* **Records to process**:
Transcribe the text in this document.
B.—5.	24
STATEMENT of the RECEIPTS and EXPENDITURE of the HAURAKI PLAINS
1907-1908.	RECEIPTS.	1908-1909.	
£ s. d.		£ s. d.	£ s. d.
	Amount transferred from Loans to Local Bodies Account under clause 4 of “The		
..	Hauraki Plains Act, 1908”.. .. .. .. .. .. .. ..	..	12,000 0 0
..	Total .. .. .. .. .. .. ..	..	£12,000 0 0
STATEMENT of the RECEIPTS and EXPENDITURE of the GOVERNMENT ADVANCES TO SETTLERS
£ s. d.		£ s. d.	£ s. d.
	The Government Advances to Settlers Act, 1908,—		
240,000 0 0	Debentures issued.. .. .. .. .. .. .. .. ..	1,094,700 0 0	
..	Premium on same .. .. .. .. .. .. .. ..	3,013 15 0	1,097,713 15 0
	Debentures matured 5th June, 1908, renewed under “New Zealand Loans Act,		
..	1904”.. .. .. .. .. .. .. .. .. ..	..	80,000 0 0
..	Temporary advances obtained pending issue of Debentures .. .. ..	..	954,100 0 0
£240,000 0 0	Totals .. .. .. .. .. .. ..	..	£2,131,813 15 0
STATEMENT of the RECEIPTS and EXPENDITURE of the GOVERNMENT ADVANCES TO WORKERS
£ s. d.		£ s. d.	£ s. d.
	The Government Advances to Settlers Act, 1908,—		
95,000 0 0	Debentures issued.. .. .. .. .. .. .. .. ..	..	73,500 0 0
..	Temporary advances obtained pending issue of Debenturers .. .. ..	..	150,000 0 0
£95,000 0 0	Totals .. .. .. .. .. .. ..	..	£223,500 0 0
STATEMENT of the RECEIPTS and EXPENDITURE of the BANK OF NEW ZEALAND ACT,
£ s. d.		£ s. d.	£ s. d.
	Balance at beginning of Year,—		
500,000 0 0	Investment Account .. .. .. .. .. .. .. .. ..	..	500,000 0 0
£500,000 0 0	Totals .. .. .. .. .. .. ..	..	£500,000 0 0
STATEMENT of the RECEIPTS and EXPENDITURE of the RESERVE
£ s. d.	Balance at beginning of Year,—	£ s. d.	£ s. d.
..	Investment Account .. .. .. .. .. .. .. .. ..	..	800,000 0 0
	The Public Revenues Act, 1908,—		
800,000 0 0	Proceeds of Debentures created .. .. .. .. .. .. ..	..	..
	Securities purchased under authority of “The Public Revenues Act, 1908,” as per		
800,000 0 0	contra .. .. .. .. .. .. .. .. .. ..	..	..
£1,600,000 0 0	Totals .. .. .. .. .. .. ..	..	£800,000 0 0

* **Stated goal**: Copy out each line of the data containing the string "Public".

* **Result of this task**:
	The Public Revenues Act, 1908,—		
	Securities purchased under authority of “The Public Revenues Act, 1908,” as per		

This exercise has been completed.